→ MATERIALS PROVIDED:
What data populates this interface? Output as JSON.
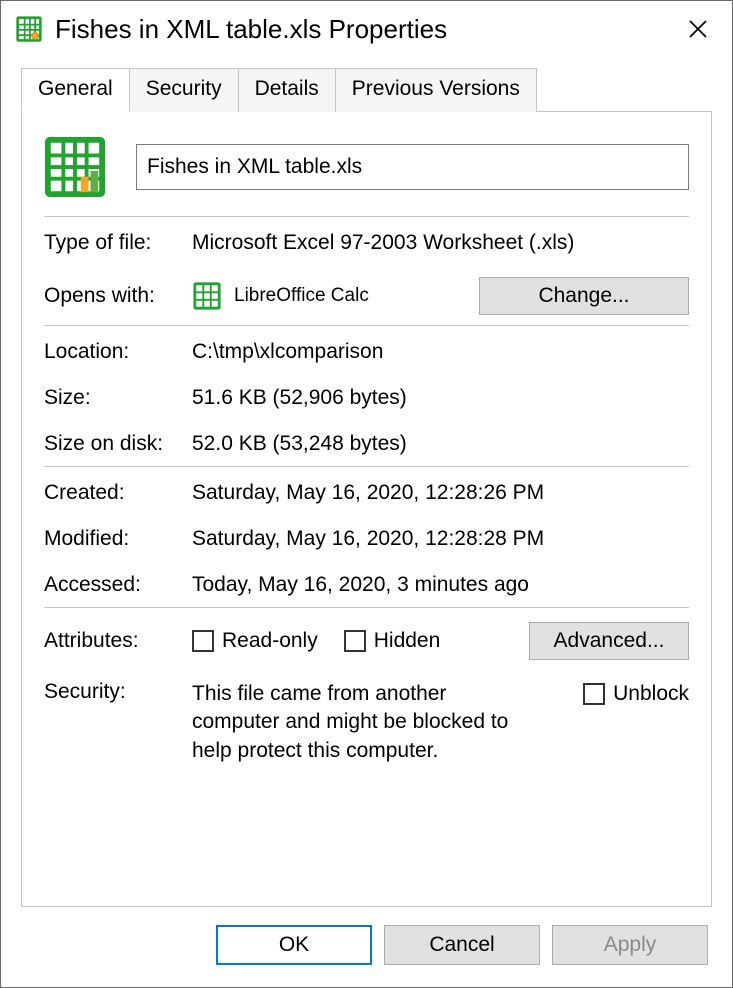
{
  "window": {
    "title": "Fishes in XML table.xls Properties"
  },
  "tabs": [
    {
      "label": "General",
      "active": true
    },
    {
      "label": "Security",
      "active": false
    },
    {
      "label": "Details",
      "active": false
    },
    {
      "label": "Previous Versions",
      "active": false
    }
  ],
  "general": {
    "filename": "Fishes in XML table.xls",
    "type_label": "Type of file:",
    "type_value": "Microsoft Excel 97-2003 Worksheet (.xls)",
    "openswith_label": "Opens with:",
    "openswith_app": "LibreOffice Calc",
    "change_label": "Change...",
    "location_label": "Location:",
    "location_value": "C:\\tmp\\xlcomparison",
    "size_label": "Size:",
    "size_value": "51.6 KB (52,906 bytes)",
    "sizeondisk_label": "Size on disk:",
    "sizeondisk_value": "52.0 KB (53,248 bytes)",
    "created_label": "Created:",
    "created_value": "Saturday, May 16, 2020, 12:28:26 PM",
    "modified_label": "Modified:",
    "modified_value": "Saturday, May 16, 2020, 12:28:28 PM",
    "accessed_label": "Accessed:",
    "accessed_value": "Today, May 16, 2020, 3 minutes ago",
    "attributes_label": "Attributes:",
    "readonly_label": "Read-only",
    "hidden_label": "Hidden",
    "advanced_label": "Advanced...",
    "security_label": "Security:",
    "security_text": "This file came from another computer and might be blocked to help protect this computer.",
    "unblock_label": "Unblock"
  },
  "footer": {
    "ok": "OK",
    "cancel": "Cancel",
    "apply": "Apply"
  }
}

---

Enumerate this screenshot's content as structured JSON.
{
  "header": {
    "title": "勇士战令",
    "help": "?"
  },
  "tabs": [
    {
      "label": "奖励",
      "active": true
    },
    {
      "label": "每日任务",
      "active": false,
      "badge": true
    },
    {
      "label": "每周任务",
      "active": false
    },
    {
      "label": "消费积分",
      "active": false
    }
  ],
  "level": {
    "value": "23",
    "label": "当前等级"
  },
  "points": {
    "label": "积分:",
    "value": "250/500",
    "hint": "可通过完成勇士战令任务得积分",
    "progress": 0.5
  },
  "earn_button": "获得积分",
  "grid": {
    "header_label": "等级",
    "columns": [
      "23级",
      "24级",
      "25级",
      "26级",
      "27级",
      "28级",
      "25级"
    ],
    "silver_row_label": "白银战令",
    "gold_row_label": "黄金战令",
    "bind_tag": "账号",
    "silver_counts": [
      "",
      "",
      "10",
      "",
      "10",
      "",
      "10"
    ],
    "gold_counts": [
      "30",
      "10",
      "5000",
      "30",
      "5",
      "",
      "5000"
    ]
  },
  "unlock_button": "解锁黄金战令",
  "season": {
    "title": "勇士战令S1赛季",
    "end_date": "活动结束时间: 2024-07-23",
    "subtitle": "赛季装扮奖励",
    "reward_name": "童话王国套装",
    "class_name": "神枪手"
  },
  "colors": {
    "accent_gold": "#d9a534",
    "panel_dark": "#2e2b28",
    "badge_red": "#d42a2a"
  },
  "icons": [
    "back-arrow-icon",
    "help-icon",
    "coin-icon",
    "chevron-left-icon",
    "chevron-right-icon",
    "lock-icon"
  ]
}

→ OBJECTIVE:
Filter the records above for lines containing the word "chevron", and copy those lines.

→ TASK RESPONSE:
    "chevron-left-icon",
    "chevron-right-icon",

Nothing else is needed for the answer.